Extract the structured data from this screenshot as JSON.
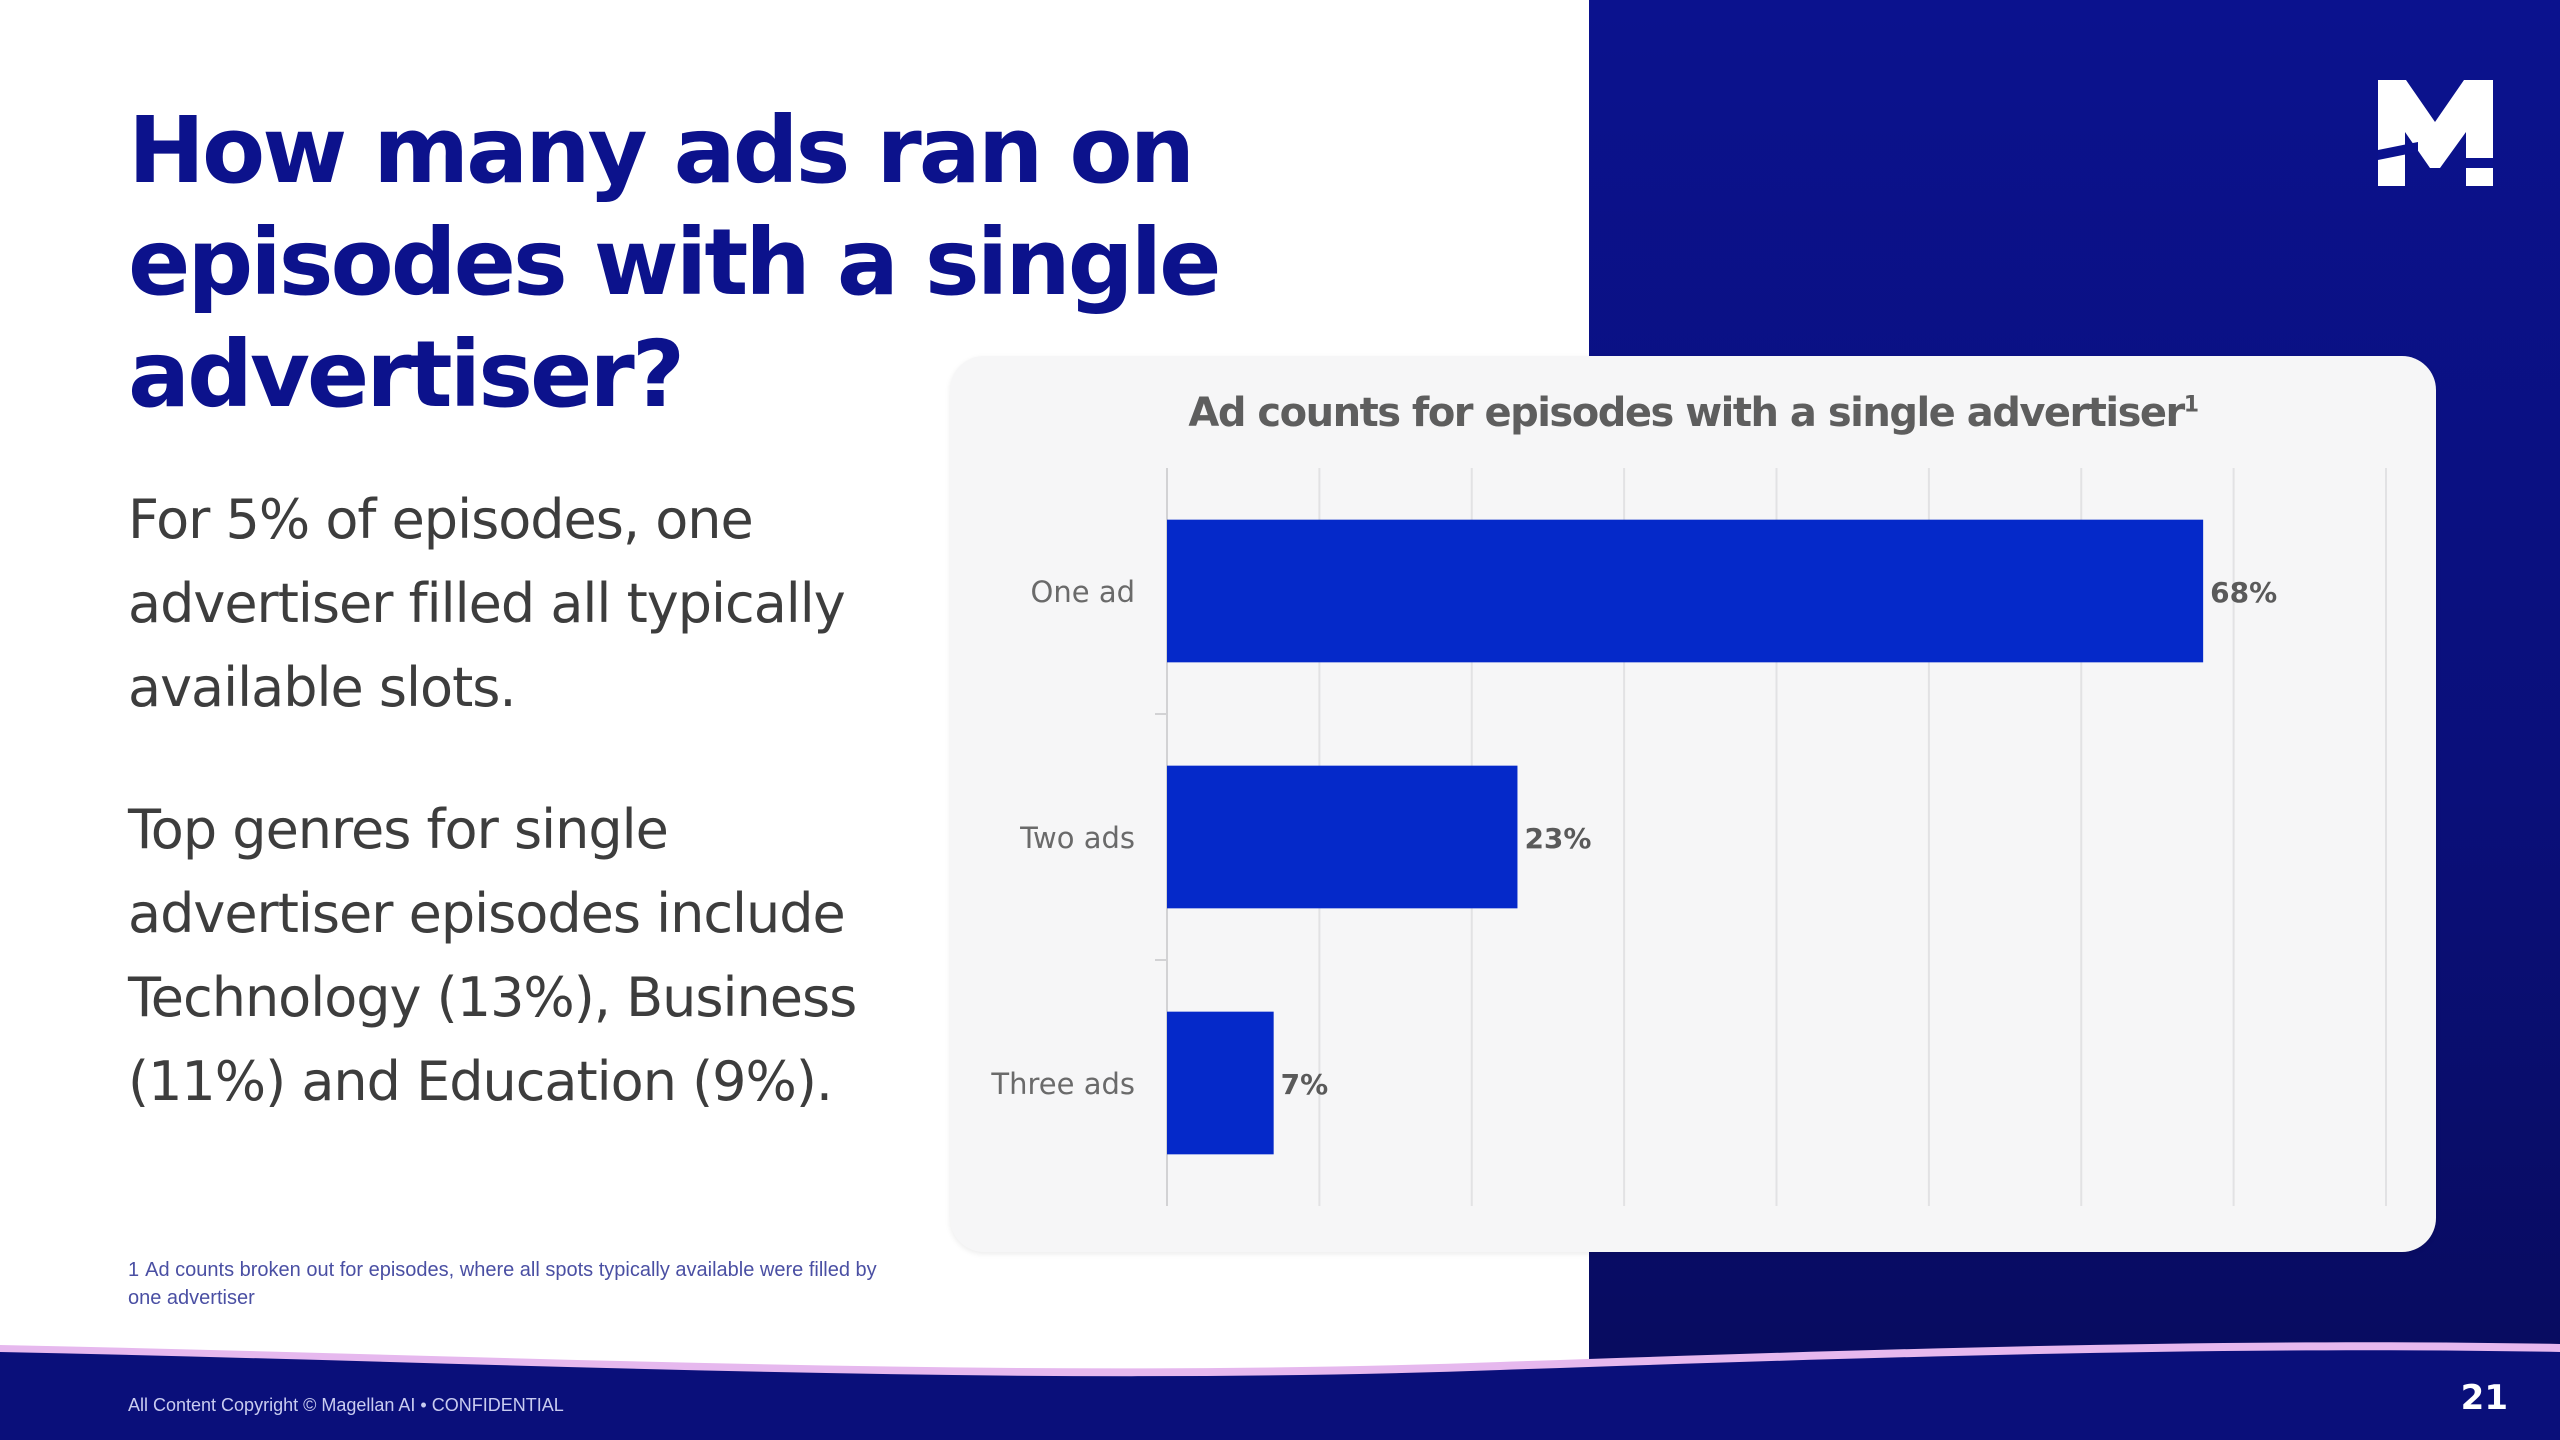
{
  "slide": {
    "title": "How many ads ran on episodes with a single advertiser?",
    "paragraph1": "For 5% of episodes, one advertiser filled all typically available slots.",
    "paragraph2": "Top genres for single advertiser episodes include Technology (13%), Business (11%) and Education (9%).",
    "footnote_number": "1",
    "footnote_text": "Ad counts broken out for episodes, where all spots typically available were filled by one advertiser",
    "copyright": "All Content Copyright © Magellan AI • CONFIDENTIAL",
    "page_number": "21",
    "logo": "magellan-m-logo"
  },
  "colors": {
    "brand_navy": "#0c128c",
    "bar": "#0529c9",
    "panel": "#0b128e"
  },
  "chart_data": {
    "type": "bar",
    "orientation": "horizontal",
    "title": "Ad counts for episodes with a single advertiser",
    "title_footnote_marker": "1",
    "categories": [
      "One ad",
      "Two ads",
      "Three ads"
    ],
    "values": [
      68,
      23,
      7
    ],
    "value_labels": [
      "68%",
      "23%",
      "7%"
    ],
    "xlim": [
      0,
      80
    ],
    "grid": true,
    "legend": "none"
  }
}
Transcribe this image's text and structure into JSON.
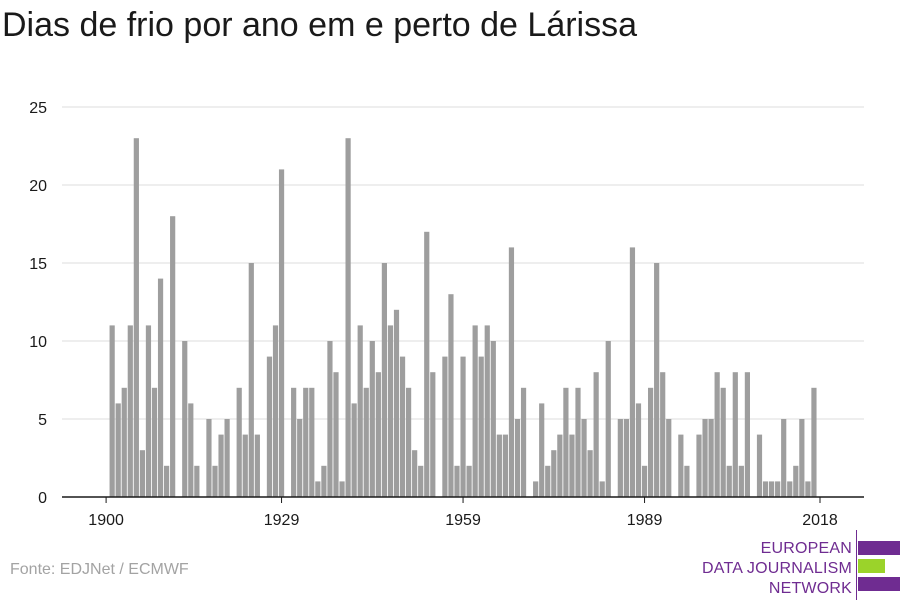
{
  "title": "Dias de frio por ano em e perto de Lárissa",
  "source": "Fonte: EDJNet / ECMWF",
  "logo": {
    "lines": [
      "EUROPEAN",
      "DATA JOURNALISM",
      "NETWORK"
    ]
  },
  "colors": {
    "bar": "#9e9e9e",
    "grid": "#dcdcdc",
    "axis": "#1a1a1a",
    "logo_purple": "#6f2c91",
    "logo_green": "#9bd32a"
  },
  "chart_data": {
    "type": "bar",
    "title": "Dias de frio por ano em e perto de Lárissa",
    "xlabel": "",
    "ylabel": "",
    "x_start": 1900,
    "x_end": 2019,
    "x_ticks": [
      1900,
      1929,
      1959,
      1989,
      2018
    ],
    "y_ticks": [
      0,
      5,
      10,
      15,
      20,
      25
    ],
    "ylim": [
      0,
      25
    ],
    "grid": true,
    "values": [
      0,
      11,
      6,
      7,
      11,
      23,
      3,
      11,
      7,
      14,
      2,
      18,
      0,
      10,
      6,
      2,
      0,
      5,
      2,
      4,
      5,
      0,
      7,
      4,
      15,
      4,
      0,
      9,
      11,
      21,
      0,
      7,
      5,
      7,
      7,
      1,
      2,
      10,
      8,
      1,
      23,
      6,
      11,
      7,
      10,
      8,
      15,
      11,
      12,
      9,
      7,
      3,
      2,
      17,
      8,
      0,
      9,
      13,
      2,
      9,
      2,
      11,
      9,
      11,
      10,
      4,
      4,
      16,
      5,
      7,
      0,
      1,
      6,
      2,
      3,
      4,
      7,
      4,
      7,
      5,
      3,
      8,
      1,
      10,
      0,
      5,
      5,
      16,
      6,
      2,
      7,
      15,
      8,
      5,
      0,
      4,
      2,
      0,
      4,
      5,
      5,
      8,
      7,
      2,
      8,
      2,
      8,
      0,
      4,
      1,
      1,
      1,
      5,
      1,
      2,
      5,
      1,
      7,
      0,
      0
    ]
  }
}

:::::

- **PROBLEM TO SOLVE**: Transcribe the records above verbatim. Do not carry over any picture.

- **TASK RESULT**:
Extract the structured data from this screenshot as JSON.
{
  "slide": {
    "title": "How many ads ran on episodes with a single advertiser?",
    "paragraph1": "For 5% of episodes, one advertiser filled all typically available slots.",
    "paragraph2": "Top genres for single advertiser episodes include Technology (13%), Business (11%) and Education (9%).",
    "footnote_number": "1",
    "footnote_text": "Ad counts broken out for episodes, where all spots typically available were filled by one advertiser",
    "copyright": "All Content Copyright © Magellan AI • CONFIDENTIAL",
    "page_number": "21",
    "logo": "magellan-m-logo"
  },
  "colors": {
    "brand_navy": "#0c128c",
    "bar": "#0529c9",
    "panel": "#0b128e"
  },
  "chart_data": {
    "type": "bar",
    "orientation": "horizontal",
    "title": "Ad counts for episodes with a single advertiser",
    "title_footnote_marker": "1",
    "categories": [
      "One ad",
      "Two ads",
      "Three ads"
    ],
    "values": [
      68,
      23,
      7
    ],
    "value_labels": [
      "68%",
      "23%",
      "7%"
    ],
    "xlim": [
      0,
      80
    ],
    "grid": true,
    "legend": "none"
  }
}
Transcribe this image's text and structure into JSON.
{
  "title": "Dias de frio por ano em e perto de Lárissa",
  "source": "Fonte: EDJNet / ECMWF",
  "logo": {
    "lines": [
      "EUROPEAN",
      "DATA JOURNALISM",
      "NETWORK"
    ]
  },
  "colors": {
    "bar": "#9e9e9e",
    "grid": "#dcdcdc",
    "axis": "#1a1a1a",
    "logo_purple": "#6f2c91",
    "logo_green": "#9bd32a"
  },
  "chart_data": {
    "type": "bar",
    "title": "Dias de frio por ano em e perto de Lárissa",
    "xlabel": "",
    "ylabel": "",
    "x_start": 1900,
    "x_end": 2019,
    "x_ticks": [
      1900,
      1929,
      1959,
      1989,
      2018
    ],
    "y_ticks": [
      0,
      5,
      10,
      15,
      20,
      25
    ],
    "ylim": [
      0,
      25
    ],
    "grid": true,
    "values": [
      0,
      11,
      6,
      7,
      11,
      23,
      3,
      11,
      7,
      14,
      2,
      18,
      0,
      10,
      6,
      2,
      0,
      5,
      2,
      4,
      5,
      0,
      7,
      4,
      15,
      4,
      0,
      9,
      11,
      21,
      0,
      7,
      5,
      7,
      7,
      1,
      2,
      10,
      8,
      1,
      23,
      6,
      11,
      7,
      10,
      8,
      15,
      11,
      12,
      9,
      7,
      3,
      2,
      17,
      8,
      0,
      9,
      13,
      2,
      9,
      2,
      11,
      9,
      11,
      10,
      4,
      4,
      16,
      5,
      7,
      0,
      1,
      6,
      2,
      3,
      4,
      7,
      4,
      7,
      5,
      3,
      8,
      1,
      10,
      0,
      5,
      5,
      16,
      6,
      2,
      7,
      15,
      8,
      5,
      0,
      4,
      2,
      0,
      4,
      5,
      5,
      8,
      7,
      2,
      8,
      2,
      8,
      0,
      4,
      1,
      1,
      1,
      5,
      1,
      2,
      5,
      1,
      7,
      0,
      0
    ]
  }
}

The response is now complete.